*TASK DESCRIPTION*
Transcribe the material in full, exactly as written.

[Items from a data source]
## BEGIN

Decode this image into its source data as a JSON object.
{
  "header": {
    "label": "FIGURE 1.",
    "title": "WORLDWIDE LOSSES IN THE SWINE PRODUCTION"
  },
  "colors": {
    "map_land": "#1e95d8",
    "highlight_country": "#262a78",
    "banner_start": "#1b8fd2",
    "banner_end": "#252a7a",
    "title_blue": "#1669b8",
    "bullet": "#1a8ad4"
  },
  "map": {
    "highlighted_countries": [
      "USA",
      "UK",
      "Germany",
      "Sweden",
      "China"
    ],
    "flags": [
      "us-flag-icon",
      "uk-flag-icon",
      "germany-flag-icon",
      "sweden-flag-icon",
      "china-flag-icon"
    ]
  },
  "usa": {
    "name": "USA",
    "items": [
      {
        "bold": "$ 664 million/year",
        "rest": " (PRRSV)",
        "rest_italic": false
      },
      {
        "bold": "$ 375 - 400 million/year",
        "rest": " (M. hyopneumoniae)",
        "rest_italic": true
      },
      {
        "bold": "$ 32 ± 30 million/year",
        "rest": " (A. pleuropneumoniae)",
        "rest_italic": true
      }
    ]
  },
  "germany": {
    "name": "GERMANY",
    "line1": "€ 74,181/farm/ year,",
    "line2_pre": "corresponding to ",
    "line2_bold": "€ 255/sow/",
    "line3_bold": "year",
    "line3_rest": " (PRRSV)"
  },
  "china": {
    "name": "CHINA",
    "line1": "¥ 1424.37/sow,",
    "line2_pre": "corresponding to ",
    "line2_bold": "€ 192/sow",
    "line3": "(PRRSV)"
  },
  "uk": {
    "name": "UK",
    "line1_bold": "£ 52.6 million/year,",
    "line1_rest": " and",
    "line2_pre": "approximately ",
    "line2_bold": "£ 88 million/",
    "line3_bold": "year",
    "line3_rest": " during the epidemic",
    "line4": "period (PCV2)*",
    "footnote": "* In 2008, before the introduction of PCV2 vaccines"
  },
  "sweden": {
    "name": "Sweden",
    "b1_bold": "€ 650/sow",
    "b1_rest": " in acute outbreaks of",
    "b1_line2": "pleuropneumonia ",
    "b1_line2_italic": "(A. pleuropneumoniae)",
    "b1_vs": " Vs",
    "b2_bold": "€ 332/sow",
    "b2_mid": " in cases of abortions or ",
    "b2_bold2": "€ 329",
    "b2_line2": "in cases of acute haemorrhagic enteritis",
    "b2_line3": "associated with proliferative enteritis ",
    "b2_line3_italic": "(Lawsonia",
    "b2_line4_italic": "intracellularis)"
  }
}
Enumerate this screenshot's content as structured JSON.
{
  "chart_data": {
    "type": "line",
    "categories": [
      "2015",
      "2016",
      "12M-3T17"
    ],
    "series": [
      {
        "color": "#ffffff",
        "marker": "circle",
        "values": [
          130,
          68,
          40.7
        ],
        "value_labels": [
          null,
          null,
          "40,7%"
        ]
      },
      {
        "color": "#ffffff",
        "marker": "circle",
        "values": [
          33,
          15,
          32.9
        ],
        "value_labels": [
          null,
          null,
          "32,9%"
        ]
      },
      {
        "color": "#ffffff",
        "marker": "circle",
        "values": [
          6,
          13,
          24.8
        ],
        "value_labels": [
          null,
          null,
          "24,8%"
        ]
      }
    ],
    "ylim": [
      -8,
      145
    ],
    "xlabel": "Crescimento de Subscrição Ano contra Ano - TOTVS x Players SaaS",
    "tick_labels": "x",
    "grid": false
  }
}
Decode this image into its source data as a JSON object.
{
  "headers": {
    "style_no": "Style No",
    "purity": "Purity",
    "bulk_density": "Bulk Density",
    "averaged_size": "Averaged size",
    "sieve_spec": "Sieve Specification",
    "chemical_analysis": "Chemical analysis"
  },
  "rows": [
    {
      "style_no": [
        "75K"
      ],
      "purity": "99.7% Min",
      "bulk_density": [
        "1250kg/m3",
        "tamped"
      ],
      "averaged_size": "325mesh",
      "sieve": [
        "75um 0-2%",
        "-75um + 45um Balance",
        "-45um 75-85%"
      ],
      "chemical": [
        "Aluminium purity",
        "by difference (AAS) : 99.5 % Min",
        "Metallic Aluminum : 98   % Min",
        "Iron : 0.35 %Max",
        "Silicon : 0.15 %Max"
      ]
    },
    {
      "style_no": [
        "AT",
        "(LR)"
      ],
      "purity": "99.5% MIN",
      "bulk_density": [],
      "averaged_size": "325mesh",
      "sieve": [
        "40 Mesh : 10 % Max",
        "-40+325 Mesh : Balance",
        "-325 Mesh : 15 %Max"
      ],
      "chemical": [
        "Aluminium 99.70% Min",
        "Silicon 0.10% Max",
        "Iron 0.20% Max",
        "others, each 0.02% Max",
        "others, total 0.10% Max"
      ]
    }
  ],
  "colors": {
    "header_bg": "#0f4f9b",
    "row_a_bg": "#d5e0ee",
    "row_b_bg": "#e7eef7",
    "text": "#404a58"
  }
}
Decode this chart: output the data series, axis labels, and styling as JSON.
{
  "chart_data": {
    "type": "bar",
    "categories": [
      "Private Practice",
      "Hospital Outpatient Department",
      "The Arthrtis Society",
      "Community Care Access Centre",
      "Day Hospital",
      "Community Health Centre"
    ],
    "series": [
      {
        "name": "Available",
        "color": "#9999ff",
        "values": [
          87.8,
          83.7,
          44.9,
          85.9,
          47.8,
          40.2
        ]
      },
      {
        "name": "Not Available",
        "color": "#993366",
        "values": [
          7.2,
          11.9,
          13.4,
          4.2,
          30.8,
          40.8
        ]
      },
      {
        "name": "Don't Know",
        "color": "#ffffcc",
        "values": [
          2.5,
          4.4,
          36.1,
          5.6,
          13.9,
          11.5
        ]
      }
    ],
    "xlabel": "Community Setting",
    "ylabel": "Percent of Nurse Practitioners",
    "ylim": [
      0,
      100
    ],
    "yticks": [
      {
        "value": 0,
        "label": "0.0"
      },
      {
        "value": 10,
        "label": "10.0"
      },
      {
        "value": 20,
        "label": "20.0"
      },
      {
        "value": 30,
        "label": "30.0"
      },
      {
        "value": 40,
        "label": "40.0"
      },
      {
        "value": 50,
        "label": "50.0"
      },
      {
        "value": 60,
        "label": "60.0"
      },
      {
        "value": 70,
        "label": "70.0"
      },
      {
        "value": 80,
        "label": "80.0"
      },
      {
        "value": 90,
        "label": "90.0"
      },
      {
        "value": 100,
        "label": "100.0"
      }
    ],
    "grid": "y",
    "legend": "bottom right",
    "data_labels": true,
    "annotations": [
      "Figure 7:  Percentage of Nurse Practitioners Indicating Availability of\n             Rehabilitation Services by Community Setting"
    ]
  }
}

## END

*SOLUTION*
Decode this image into its source data as a JSON object.
{
  "header": {
    "label": "FIGURE 1.",
    "title": "WORLDWIDE LOSSES IN THE SWINE PRODUCTION"
  },
  "colors": {
    "map_land": "#1e95d8",
    "highlight_country": "#262a78",
    "banner_start": "#1b8fd2",
    "banner_end": "#252a7a",
    "title_blue": "#1669b8",
    "bullet": "#1a8ad4"
  },
  "map": {
    "highlighted_countries": [
      "USA",
      "UK",
      "Germany",
      "Sweden",
      "China"
    ],
    "flags": [
      "us-flag-icon",
      "uk-flag-icon",
      "germany-flag-icon",
      "sweden-flag-icon",
      "china-flag-icon"
    ]
  },
  "usa": {
    "name": "USA",
    "items": [
      {
        "bold": "$ 664 million/year",
        "rest": " (PRRSV)",
        "rest_italic": false
      },
      {
        "bold": "$ 375 - 400 million/year",
        "rest": " (M. hyopneumoniae)",
        "rest_italic": true
      },
      {
        "bold": "$ 32 ± 30 million/year",
        "rest": " (A. pleuropneumoniae)",
        "rest_italic": true
      }
    ]
  },
  "germany": {
    "name": "GERMANY",
    "line1": "€ 74,181/farm/ year,",
    "line2_pre": "corresponding to ",
    "line2_bold": "€ 255/sow/",
    "line3_bold": "year",
    "line3_rest": " (PRRSV)"
  },
  "china": {
    "name": "CHINA",
    "line1": "¥ 1424.37/sow,",
    "line2_pre": "corresponding to ",
    "line2_bold": "€ 192/sow",
    "line3": "(PRRSV)"
  },
  "uk": {
    "name": "UK",
    "line1_bold": "£ 52.6 million/year,",
    "line1_rest": " and",
    "line2_pre": "approximately ",
    "line2_bold": "£ 88 million/",
    "line3_bold": "year",
    "line3_rest": " during the epidemic",
    "line4": "period (PCV2)*",
    "footnote": "* In 2008, before the introduction of PCV2 vaccines"
  },
  "sweden": {
    "name": "Sweden",
    "b1_bold": "€ 650/sow",
    "b1_rest": " in acute outbreaks of",
    "b1_line2": "pleuropneumonia ",
    "b1_line2_italic": "(A. pleuropneumoniae)",
    "b1_vs": " Vs",
    "b2_bold": "€ 332/sow",
    "b2_mid": " in cases of abortions or ",
    "b2_bold2": "€ 329",
    "b2_line2": "in cases of acute haemorrhagic enteritis",
    "b2_line3": "associated with proliferative enteritis ",
    "b2_line3_italic": "(Lawsonia",
    "b2_line4_italic": "intracellularis)"
  }
}
Enumerate this screenshot's content as structured JSON.
{
  "chart_data": {
    "type": "line",
    "categories": [
      "2015",
      "2016",
      "12M-3T17"
    ],
    "series": [
      {
        "color": "#ffffff",
        "marker": "circle",
        "values": [
          130,
          68,
          40.7
        ],
        "value_labels": [
          null,
          null,
          "40,7%"
        ]
      },
      {
        "color": "#ffffff",
        "marker": "circle",
        "values": [
          33,
          15,
          32.9
        ],
        "value_labels": [
          null,
          null,
          "32,9%"
        ]
      },
      {
        "color": "#ffffff",
        "marker": "circle",
        "values": [
          6,
          13,
          24.8
        ],
        "value_labels": [
          null,
          null,
          "24,8%"
        ]
      }
    ],
    "ylim": [
      -8,
      145
    ],
    "xlabel": "Crescimento de Subscrição Ano contra Ano - TOTVS x Players SaaS",
    "tick_labels": "x",
    "grid": false
  }
}
Decode this image into its source data as a JSON object.
{
  "headers": {
    "style_no": "Style No",
    "purity": "Purity",
    "bulk_density": "Bulk Density",
    "averaged_size": "Averaged size",
    "sieve_spec": "Sieve Specification",
    "chemical_analysis": "Chemical analysis"
  },
  "rows": [
    {
      "style_no": [
        "75K"
      ],
      "purity": "99.7% Min",
      "bulk_density": [
        "1250kg/m3",
        "tamped"
      ],
      "averaged_size": "325mesh",
      "sieve": [
        "75um 0-2%",
        "-75um + 45um Balance",
        "-45um 75-85%"
      ],
      "chemical": [
        "Aluminium purity",
        "by difference (AAS) : 99.5 % Min",
        "Metallic Aluminum : 98   % Min",
        "Iron : 0.35 %Max",
        "Silicon : 0.15 %Max"
      ]
    },
    {
      "style_no": [
        "AT",
        "(LR)"
      ],
      "purity": "99.5% MIN",
      "bulk_density": [],
      "averaged_size": "325mesh",
      "sieve": [
        "40 Mesh : 10 % Max",
        "-40+325 Mesh : Balance",
        "-325 Mesh : 15 %Max"
      ],
      "chemical": [
        "Aluminium 99.70% Min",
        "Silicon 0.10% Max",
        "Iron 0.20% Max",
        "others, each 0.02% Max",
        "others, total 0.10% Max"
      ]
    }
  ],
  "colors": {
    "header_bg": "#0f4f9b",
    "row_a_bg": "#d5e0ee",
    "row_b_bg": "#e7eef7",
    "text": "#404a58"
  }
}
Decode this chart: output the data series, axis labels, and styling as JSON.
{
  "chart_data": {
    "type": "bar",
    "categories": [
      "Private Practice",
      "Hospital Outpatient Department",
      "The Arthrtis Society",
      "Community Care Access Centre",
      "Day Hospital",
      "Community Health Centre"
    ],
    "series": [
      {
        "name": "Available",
        "color": "#9999ff",
        "values": [
          87.8,
          83.7,
          44.9,
          85.9,
          47.8,
          40.2
        ]
      },
      {
        "name": "Not Available",
        "color": "#993366",
        "values": [
          7.2,
          11.9,
          13.4,
          4.2,
          30.8,
          40.8
        ]
      },
      {
        "name": "Don't Know",
        "color": "#ffffcc",
        "values": [
          2.5,
          4.4,
          36.1,
          5.6,
          13.9,
          11.5
        ]
      }
    ],
    "xlabel": "Community Setting",
    "ylabel": "Percent of Nurse Practitioners",
    "ylim": [
      0,
      100
    ],
    "yticks": [
      {
        "value": 0,
        "label": "0.0"
      },
      {
        "value": 10,
        "label": "10.0"
      },
      {
        "value": 20,
        "label": "20.0"
      },
      {
        "value": 30,
        "label": "30.0"
      },
      {
        "value": 40,
        "label": "40.0"
      },
      {
        "value": 50,
        "label": "50.0"
      },
      {
        "value": 60,
        "label": "60.0"
      },
      {
        "value": 70,
        "label": "70.0"
      },
      {
        "value": 80,
        "label": "80.0"
      },
      {
        "value": 90,
        "label": "90.0"
      },
      {
        "value": 100,
        "label": "100.0"
      }
    ],
    "grid": "y",
    "legend": "bottom right",
    "data_labels": true,
    "annotations": [
      "Figure 7:  Percentage of Nurse Practitioners Indicating Availability of\n             Rehabilitation Services by Community Setting"
    ]
  }
}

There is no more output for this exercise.